- Exercise text -

The International Linguistic Association 57th Annual Conference

13-15 April 2012
Borough of Manhattan Community College, CUNY, 199 Chambers St., New York City


Conference theme: Language and Institutions

The focus of this conference was Language and Institutions, in which participants examined how language functions within institution and/or how institutional contexts shape language. These studies focused on a wide variety of institutions including education, medicine, social work, law enforcement, urban planning, religion, government, and family. Other papers from across the discipline of linguistics were also presented.


Plenary Speakers

Betsy Rymes
Associate Professor of Educational Linguistics at the University of Pennsylvania's Graduate School of Education. Her research, theoretically and methodologically informed by linguistic anthropology, is centered in educational contexts and examines how languages, social interaction, and institutions influence what students get out of schools. She has published in academic journals including Language in Society, Journal of Linguistic Anthropology, Research on the Teaching of English, TESOL Quarterly, Anthropology & Education, Linguistics & Education, and Harvard Educational Review. She is the author of the books Conversational borderlands (Teachers College Press, 2001), and Classroom discourse analysis: A tool for critical reflection (Hampton, 2009) and co-editor, with Stanton Wortham, of Linguistic Anthropology of Education (Praeger, 2003). Her current research investigates students' communicative repertoires and their function in massively multilingual schools.

Elana Shohamy
Professor and Chair of the Language Education program at the School of Education, Tel Aviv University where she researches a variety of topics related to language policy in the context of conflicts and co-existence in multilingual societies, mostly of Israel. Specific areas include — language testing in context of critical testing and the power of tests, an expanded and critical framework of language policy, academic achievements of immigrants in Israeli schools, language rights in the context of immigration and minority groups. In the past decade she has researched extensively a variety of dimensions related to Linguistic Landscape, i.e., the study of language in public spaces in context of multilingualism, multimodalities, visual literacy, language policy, where the space is an arena of conflict, contestation and negotiations. Her books include: The Languages of Israel: Policy, ideology and practice (with B. Sposlky, 1999), Multilingual Matters, The power of tests, 2001, Longman; Language policy: Hidden agendas and new approaches, 2006, Routledge; Linguistic landscape: expanding the scenery (co-edited with Durk Gurter), 2009, Routledge, and Linguistic landscape in the city (co-edited with Ben Rafael and Barni), 2010, Multilingual Matters. Elana is the editor of the journal Language Policy and the winner of the 2010 life time achievement award of ILTA (International language testing association).

- Excerpted records -
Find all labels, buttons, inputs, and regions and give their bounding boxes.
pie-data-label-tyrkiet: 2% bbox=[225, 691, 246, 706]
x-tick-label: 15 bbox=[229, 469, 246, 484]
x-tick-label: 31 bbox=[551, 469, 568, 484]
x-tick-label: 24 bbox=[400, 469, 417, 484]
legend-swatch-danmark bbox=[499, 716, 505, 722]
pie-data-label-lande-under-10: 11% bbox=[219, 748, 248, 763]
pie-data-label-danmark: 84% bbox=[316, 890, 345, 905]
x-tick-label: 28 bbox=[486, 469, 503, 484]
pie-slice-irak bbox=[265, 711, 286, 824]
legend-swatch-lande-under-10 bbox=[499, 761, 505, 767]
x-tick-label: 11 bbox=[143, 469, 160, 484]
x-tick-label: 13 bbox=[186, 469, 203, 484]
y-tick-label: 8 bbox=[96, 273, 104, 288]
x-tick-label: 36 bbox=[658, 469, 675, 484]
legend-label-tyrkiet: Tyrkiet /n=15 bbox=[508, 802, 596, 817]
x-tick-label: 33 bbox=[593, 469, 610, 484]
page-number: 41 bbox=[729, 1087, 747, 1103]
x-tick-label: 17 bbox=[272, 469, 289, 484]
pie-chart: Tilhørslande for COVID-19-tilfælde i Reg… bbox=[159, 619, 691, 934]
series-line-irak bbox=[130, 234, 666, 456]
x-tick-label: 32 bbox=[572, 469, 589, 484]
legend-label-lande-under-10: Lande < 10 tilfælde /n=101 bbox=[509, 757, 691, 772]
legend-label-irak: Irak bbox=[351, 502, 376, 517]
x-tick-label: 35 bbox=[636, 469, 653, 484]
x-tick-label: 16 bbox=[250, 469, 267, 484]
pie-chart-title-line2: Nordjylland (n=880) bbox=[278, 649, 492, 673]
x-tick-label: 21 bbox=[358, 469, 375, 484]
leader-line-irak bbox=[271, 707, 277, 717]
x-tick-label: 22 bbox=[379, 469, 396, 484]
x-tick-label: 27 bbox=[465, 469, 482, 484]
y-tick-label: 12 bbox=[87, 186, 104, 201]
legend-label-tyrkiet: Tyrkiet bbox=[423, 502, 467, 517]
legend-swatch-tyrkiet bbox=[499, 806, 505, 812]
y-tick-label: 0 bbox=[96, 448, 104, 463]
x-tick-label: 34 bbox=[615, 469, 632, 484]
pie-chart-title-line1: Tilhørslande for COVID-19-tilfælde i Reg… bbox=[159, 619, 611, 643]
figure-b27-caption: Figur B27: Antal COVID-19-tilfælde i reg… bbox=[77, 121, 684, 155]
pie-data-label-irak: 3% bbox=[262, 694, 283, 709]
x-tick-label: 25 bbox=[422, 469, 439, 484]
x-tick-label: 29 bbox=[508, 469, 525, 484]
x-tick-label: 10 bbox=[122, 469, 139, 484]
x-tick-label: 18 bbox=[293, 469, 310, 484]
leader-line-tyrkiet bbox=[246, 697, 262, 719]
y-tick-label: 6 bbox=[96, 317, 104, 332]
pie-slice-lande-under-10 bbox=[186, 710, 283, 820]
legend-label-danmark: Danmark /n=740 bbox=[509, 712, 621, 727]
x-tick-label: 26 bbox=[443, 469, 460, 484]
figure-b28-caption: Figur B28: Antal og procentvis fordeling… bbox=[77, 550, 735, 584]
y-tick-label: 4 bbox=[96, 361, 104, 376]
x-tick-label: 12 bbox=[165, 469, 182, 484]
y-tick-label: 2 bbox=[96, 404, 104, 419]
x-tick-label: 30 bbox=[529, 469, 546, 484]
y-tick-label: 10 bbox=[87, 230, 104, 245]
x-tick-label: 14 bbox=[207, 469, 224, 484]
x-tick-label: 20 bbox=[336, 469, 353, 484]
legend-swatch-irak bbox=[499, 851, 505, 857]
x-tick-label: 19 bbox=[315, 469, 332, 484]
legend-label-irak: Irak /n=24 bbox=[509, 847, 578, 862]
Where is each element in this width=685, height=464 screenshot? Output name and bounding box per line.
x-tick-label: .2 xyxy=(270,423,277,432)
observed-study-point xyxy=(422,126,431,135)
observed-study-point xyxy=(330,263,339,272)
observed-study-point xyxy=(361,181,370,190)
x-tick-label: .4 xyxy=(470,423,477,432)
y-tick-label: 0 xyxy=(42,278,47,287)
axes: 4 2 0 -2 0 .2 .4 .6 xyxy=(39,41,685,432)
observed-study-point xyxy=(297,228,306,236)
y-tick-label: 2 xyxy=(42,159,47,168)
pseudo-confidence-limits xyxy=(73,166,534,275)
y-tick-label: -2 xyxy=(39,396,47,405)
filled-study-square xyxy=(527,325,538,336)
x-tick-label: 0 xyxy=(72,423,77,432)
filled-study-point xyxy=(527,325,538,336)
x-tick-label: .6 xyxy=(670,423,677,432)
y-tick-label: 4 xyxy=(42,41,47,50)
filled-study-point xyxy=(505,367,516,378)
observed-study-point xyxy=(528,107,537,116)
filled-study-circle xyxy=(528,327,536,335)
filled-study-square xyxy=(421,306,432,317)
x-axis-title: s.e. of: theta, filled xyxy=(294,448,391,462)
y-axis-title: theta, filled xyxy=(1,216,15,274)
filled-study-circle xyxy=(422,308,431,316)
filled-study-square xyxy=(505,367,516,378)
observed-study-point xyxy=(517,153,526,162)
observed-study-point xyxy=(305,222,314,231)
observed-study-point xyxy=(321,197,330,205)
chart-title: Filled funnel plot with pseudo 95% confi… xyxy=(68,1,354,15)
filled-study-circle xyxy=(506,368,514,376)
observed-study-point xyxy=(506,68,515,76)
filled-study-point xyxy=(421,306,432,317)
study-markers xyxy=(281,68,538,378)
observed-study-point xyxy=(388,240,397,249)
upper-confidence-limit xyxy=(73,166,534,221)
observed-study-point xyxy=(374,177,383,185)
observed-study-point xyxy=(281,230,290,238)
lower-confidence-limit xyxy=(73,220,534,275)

- Things to do -
**a)** From the ILA conference text, extract the passage running from "The International Linguistic" up to and including "were also presented.".
**b)** Extend the ILA conference text past its final sentence.

- Task results -
**a)**
The International Linguistic Association 57th Annual Conference

13-15 April 2012
Borough of Manhattan Community College, CUNY, 199 Chambers St., New York City


Conference theme: Language and Institutions

The focus of this conference was Language and Institutions, in which participants examined how language functions within institution and/or how institutional contexts shape language. These studies focused on a wide variety of institutions including education, medicine, social work, law enforcement, urban planning, religion, government, and family. Other papers from across the discipline of linguistics were also presented.

**b)**
Srikant Sarangi
Professor in Language and Communication and Director of the Health Communication Research Centre at Cardiff University, Wales, UK (www.cf.ac.uk/encap/research/hcrc). He is also Professor in Language and Communication at Norwegian University of Science and Technology (NTNU), Trondheim, Norway; Honorary Professor at the Faculty of Humanities, Aalborg University, Denmark; and Honorary Professor at the Centre for the Humanities and Medicine, The University of Hong Kong. His research interests are in discourse analysis and applied linguistics; language and identity in public life and institutional/professional communication studies (e.g., healthcare, social welfare, bureaucracy, education etc.). He is author and editor of 12 books, 5 journal special issues and has published nearly 200 journal articles and book chapters. He is editor of Text & Talk (formerly TEXT); the founding editor of Communication & Medicine, as well as co-editor (with C. N. Candlin) of Journal of Applied Linguistics and Professional Practice (formerly Journal of Applied Linguistics). He is also general editor (with C. N. Candlin) of three book series, all published by Equinox. Over the last ten years, he has held visiting academic attachments in many parts of the world.